____ Supplied entries

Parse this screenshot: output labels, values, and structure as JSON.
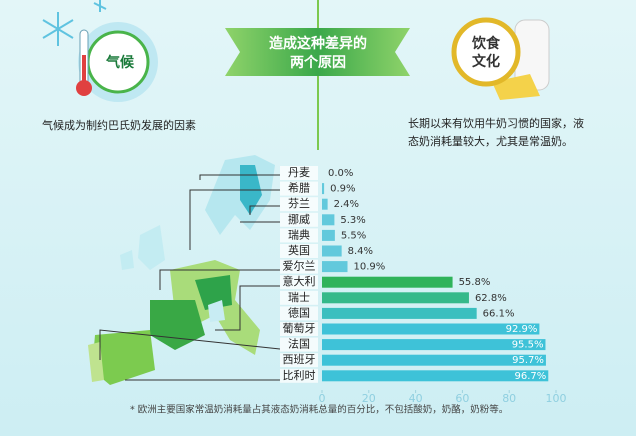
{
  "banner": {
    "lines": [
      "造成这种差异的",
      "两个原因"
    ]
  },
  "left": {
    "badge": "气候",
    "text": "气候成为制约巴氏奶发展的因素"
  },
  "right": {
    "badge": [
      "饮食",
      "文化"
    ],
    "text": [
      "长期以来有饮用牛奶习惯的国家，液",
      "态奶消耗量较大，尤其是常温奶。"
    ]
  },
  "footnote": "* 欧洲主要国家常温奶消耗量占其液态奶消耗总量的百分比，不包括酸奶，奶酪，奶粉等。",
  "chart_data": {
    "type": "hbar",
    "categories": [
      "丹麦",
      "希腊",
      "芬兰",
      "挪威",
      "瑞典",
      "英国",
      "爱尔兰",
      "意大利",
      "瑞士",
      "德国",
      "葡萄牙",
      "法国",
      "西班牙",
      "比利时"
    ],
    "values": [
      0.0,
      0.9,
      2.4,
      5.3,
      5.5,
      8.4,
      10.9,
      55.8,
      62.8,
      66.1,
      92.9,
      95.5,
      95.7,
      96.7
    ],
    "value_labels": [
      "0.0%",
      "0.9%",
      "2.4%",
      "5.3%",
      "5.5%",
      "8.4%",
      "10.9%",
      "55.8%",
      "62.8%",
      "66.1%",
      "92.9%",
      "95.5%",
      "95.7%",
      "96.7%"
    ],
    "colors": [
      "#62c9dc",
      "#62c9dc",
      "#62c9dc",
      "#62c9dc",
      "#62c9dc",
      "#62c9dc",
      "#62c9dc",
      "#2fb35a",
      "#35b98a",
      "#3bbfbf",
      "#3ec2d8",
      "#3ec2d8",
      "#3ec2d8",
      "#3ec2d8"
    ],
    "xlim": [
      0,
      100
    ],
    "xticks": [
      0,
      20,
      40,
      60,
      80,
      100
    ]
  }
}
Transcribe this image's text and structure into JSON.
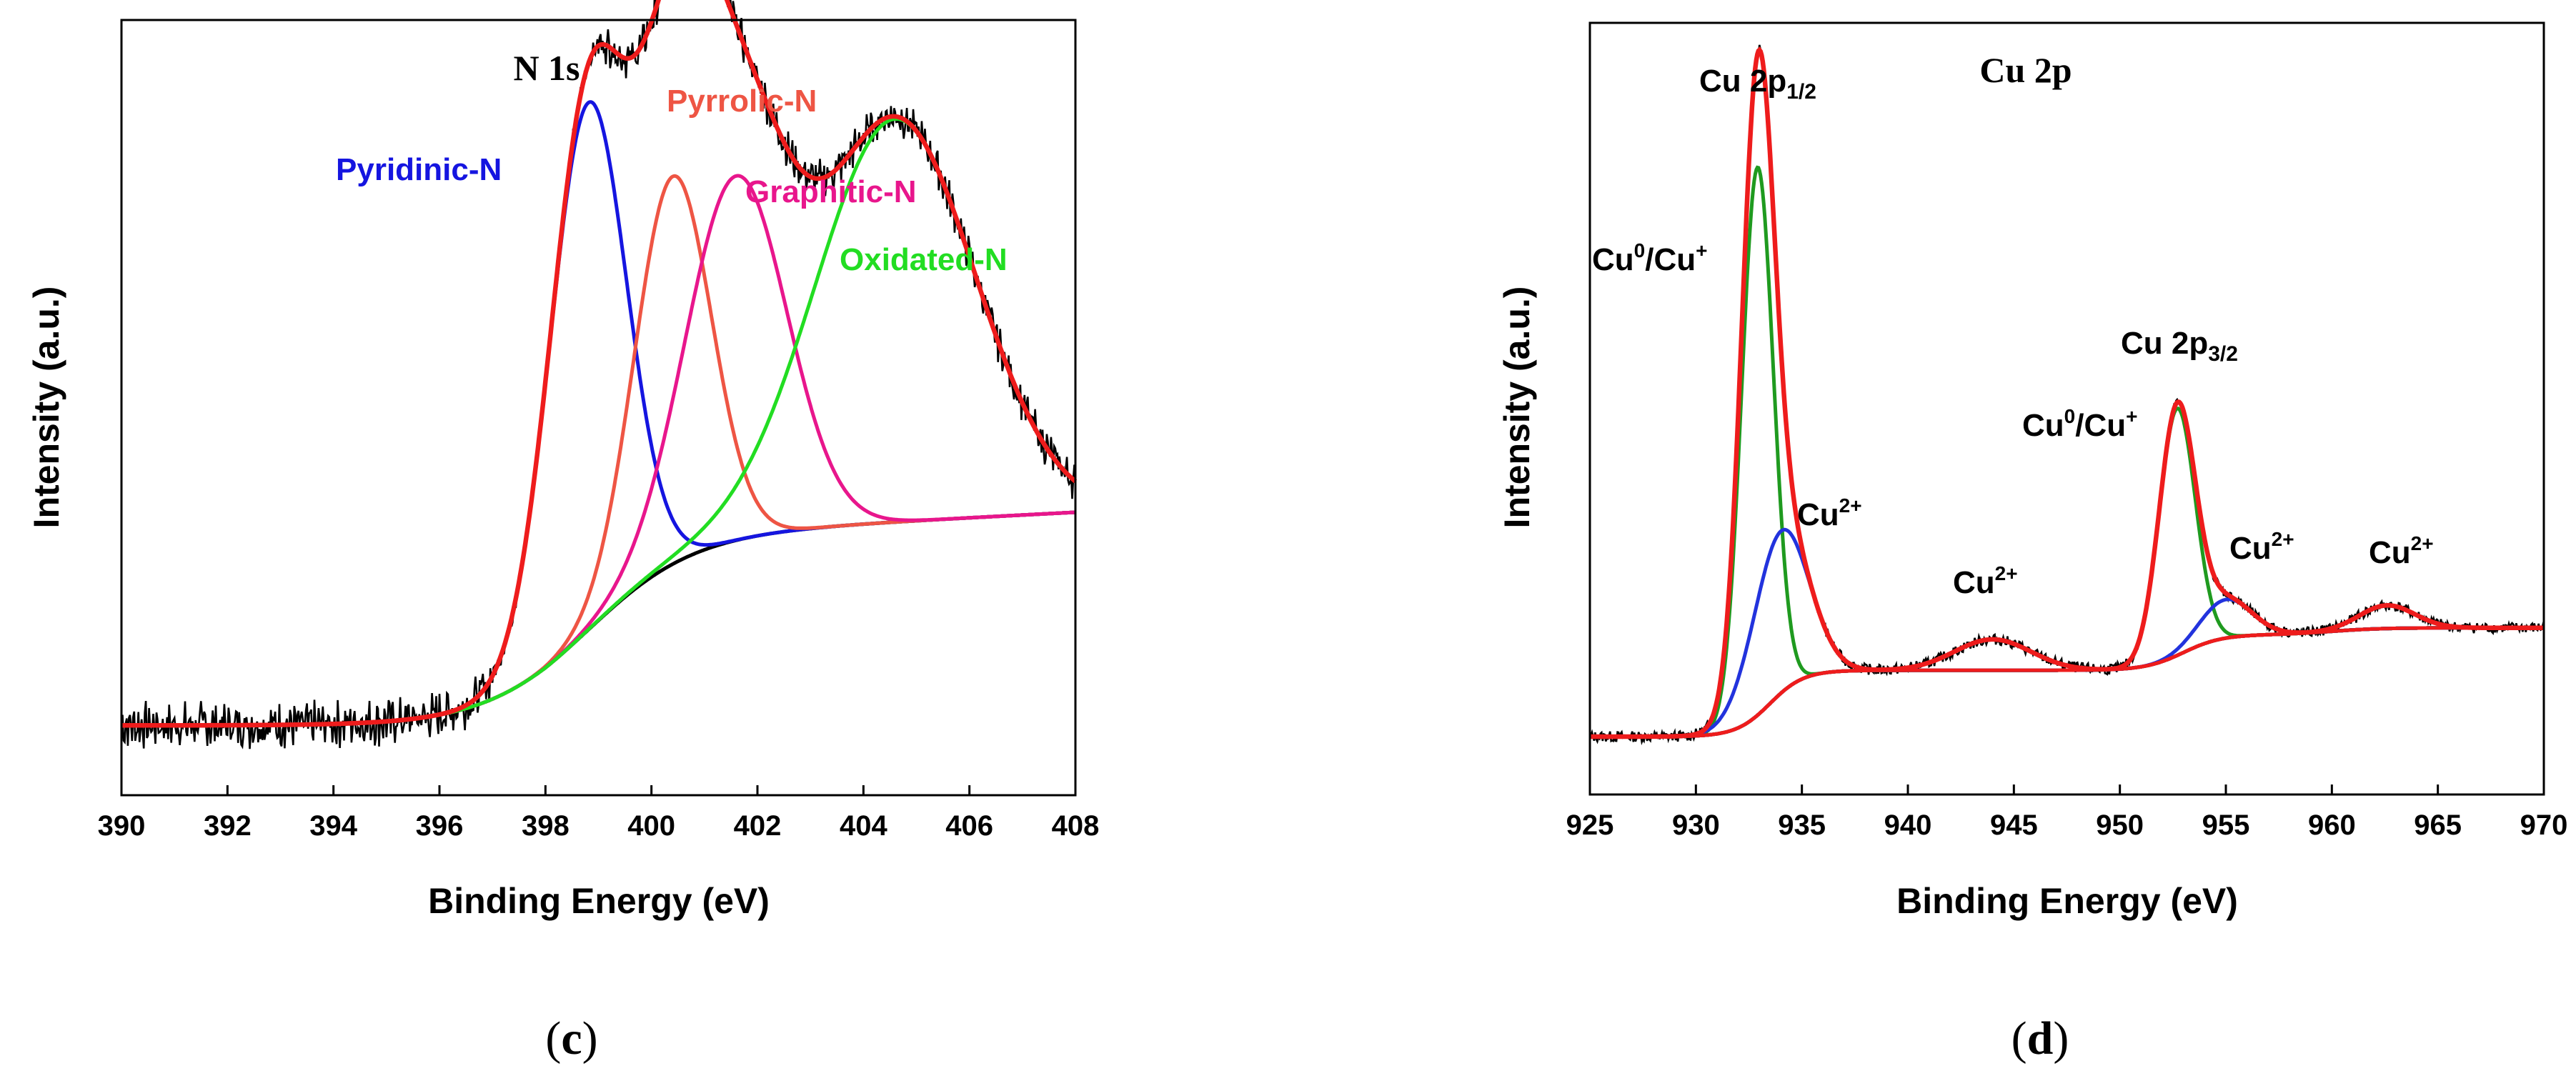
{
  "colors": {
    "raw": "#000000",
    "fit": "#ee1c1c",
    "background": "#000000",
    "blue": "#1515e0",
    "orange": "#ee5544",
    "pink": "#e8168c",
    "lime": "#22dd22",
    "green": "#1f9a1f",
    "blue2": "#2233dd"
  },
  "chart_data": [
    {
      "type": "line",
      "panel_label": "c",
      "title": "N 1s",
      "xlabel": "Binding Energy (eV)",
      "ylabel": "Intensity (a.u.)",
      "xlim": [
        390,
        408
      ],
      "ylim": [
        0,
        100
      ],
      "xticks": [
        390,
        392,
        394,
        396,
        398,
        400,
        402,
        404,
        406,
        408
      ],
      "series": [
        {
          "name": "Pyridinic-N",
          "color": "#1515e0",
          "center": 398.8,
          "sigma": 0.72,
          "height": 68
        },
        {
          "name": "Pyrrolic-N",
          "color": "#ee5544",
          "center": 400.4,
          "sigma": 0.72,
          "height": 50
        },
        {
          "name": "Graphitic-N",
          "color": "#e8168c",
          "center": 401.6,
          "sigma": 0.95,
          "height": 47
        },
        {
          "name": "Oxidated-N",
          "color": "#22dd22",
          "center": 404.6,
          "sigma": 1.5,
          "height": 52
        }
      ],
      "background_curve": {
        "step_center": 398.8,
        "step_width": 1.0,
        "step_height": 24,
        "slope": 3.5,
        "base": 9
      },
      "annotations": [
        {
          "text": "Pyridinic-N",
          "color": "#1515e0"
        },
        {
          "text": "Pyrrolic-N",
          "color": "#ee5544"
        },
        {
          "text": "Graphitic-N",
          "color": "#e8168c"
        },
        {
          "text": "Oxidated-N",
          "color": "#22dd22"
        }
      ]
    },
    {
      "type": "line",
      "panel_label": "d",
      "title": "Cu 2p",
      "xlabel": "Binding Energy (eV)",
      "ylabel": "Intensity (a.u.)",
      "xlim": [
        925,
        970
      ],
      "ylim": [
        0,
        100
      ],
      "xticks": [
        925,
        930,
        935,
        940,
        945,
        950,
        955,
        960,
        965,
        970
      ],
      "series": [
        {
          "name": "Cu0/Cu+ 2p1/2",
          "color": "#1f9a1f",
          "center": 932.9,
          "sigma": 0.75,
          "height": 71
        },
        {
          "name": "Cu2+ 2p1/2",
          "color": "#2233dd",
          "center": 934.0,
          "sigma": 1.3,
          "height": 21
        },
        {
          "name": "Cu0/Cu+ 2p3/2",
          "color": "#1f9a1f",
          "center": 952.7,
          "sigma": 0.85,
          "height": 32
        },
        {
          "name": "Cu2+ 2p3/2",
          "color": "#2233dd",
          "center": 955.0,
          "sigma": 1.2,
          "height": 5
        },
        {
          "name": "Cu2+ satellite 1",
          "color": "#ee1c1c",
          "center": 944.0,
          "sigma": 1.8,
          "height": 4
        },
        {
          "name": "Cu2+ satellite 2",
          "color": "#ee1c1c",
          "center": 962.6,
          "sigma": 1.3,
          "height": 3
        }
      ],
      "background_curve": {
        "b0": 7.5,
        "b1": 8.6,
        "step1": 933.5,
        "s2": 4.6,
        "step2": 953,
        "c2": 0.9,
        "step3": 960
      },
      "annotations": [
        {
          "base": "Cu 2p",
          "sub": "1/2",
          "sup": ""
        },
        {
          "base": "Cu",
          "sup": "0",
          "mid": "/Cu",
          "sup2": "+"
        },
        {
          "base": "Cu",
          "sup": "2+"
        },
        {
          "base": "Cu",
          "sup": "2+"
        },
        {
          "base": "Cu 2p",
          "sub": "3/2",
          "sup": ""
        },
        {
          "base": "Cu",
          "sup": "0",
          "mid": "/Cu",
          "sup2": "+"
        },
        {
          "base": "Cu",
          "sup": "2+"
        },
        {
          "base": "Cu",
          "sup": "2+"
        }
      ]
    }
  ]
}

________

# [Written problem]
Strip out the images, then output the records above word for word.

# [The solution]
Parse this screenshot: output labels, values, and structure as JSON.
{
  "banner": {
    "lines": [
      "造成这种差异的",
      "两个原因"
    ]
  },
  "left": {
    "badge": "气候",
    "text": "气候成为制约巴氏奶发展的因素"
  },
  "right": {
    "badge": [
      "饮食",
      "文化"
    ],
    "text": [
      "长期以来有饮用牛奶习惯的国家，液",
      "态奶消耗量较大，尤其是常温奶。"
    ]
  },
  "footnote": "* 欧洲主要国家常温奶消耗量占其液态奶消耗总量的百分比，不包括酸奶，奶酪，奶粉等。",
  "chart_data": {
    "type": "hbar",
    "categories": [
      "丹麦",
      "希腊",
      "芬兰",
      "挪威",
      "瑞典",
      "英国",
      "爱尔兰",
      "意大利",
      "瑞士",
      "德国",
      "葡萄牙",
      "法国",
      "西班牙",
      "比利时"
    ],
    "values": [
      0.0,
      0.9,
      2.4,
      5.3,
      5.5,
      8.4,
      10.9,
      55.8,
      62.8,
      66.1,
      92.9,
      95.5,
      95.7,
      96.7
    ],
    "value_labels": [
      "0.0%",
      "0.9%",
      "2.4%",
      "5.3%",
      "5.5%",
      "8.4%",
      "10.9%",
      "55.8%",
      "62.8%",
      "66.1%",
      "92.9%",
      "95.5%",
      "95.7%",
      "96.7%"
    ],
    "colors": [
      "#62c9dc",
      "#62c9dc",
      "#62c9dc",
      "#62c9dc",
      "#62c9dc",
      "#62c9dc",
      "#62c9dc",
      "#2fb35a",
      "#35b98a",
      "#3bbfbf",
      "#3ec2d8",
      "#3ec2d8",
      "#3ec2d8",
      "#3ec2d8"
    ],
    "xlim": [
      0,
      100
    ],
    "xticks": [
      0,
      20,
      40,
      60,
      80,
      100
    ]
  }
}
Transcribe this image's text and structure into JSON.
{
  "colors": {
    "raw": "#000000",
    "fit": "#ee1c1c",
    "background": "#000000",
    "blue": "#1515e0",
    "orange": "#ee5544",
    "pink": "#e8168c",
    "lime": "#22dd22",
    "green": "#1f9a1f",
    "blue2": "#2233dd"
  },
  "chart_data": [
    {
      "type": "line",
      "panel_label": "c",
      "title": "N 1s",
      "xlabel": "Binding Energy (eV)",
      "ylabel": "Intensity (a.u.)",
      "xlim": [
        390,
        408
      ],
      "ylim": [
        0,
        100
      ],
      "xticks": [
        390,
        392,
        394,
        396,
        398,
        400,
        402,
        404,
        406,
        408
      ],
      "series": [
        {
          "name": "Pyridinic-N",
          "color": "#1515e0",
          "center": 398.8,
          "sigma": 0.72,
          "height": 68
        },
        {
          "name": "Pyrrolic-N",
          "color": "#ee5544",
          "center": 400.4,
          "sigma": 0.72,
          "height": 50
        },
        {
          "name": "Graphitic-N",
          "color": "#e8168c",
          "center": 401.6,
          "sigma": 0.95,
          "height": 47
        },
        {
          "name": "Oxidated-N",
          "color": "#22dd22",
          "center": 404.6,
          "sigma": 1.5,
          "height": 52
        }
      ],
      "background_curve": {
        "step_center": 398.8,
        "step_width": 1.0,
        "step_height": 24,
        "slope": 3.5,
        "base": 9
      },
      "annotations": [
        {
          "text": "Pyridinic-N",
          "color": "#1515e0"
        },
        {
          "text": "Pyrrolic-N",
          "color": "#ee5544"
        },
        {
          "text": "Graphitic-N",
          "color": "#e8168c"
        },
        {
          "text": "Oxidated-N",
          "color": "#22dd22"
        }
      ]
    },
    {
      "type": "line",
      "panel_label": "d",
      "title": "Cu 2p",
      "xlabel": "Binding Energy (eV)",
      "ylabel": "Intensity (a.u.)",
      "xlim": [
        925,
        970
      ],
      "ylim": [
        0,
        100
      ],
      "xticks": [
        925,
        930,
        935,
        940,
        945,
        950,
        955,
        960,
        965,
        970
      ],
      "series": [
        {
          "name": "Cu0/Cu+ 2p1/2",
          "color": "#1f9a1f",
          "center": 932.9,
          "sigma": 0.75,
          "height": 71
        },
        {
          "name": "Cu2+ 2p1/2",
          "color": "#2233dd",
          "center": 934.0,
          "sigma": 1.3,
          "height": 21
        },
        {
          "name": "Cu0/Cu+ 2p3/2",
          "color": "#1f9a1f",
          "center": 952.7,
          "sigma": 0.85,
          "height": 32
        },
        {
          "name": "Cu2+ 2p3/2",
          "color": "#2233dd",
          "center": 955.0,
          "sigma": 1.2,
          "height": 5
        },
        {
          "name": "Cu2+ satellite 1",
          "color": "#ee1c1c",
          "center": 944.0,
          "sigma": 1.8,
          "height": 4
        },
        {
          "name": "Cu2+ satellite 2",
          "color": "#ee1c1c",
          "center": 962.6,
          "sigma": 1.3,
          "height": 3
        }
      ],
      "background_curve": {
        "b0": 7.5,
        "b1": 8.6,
        "step1": 933.5,
        "s2": 4.6,
        "step2": 953,
        "c2": 0.9,
        "step3": 960
      },
      "annotations": [
        {
          "base": "Cu 2p",
          "sub": "1/2",
          "sup": ""
        },
        {
          "base": "Cu",
          "sup": "0",
          "mid": "/Cu",
          "sup2": "+"
        },
        {
          "base": "Cu",
          "sup": "2+"
        },
        {
          "base": "Cu",
          "sup": "2+"
        },
        {
          "base": "Cu 2p",
          "sub": "3/2",
          "sup": ""
        },
        {
          "base": "Cu",
          "sup": "0",
          "mid": "/Cu",
          "sup2": "+"
        },
        {
          "base": "Cu",
          "sup": "2+"
        },
        {
          "base": "Cu",
          "sup": "2+"
        }
      ]
    }
  ]
}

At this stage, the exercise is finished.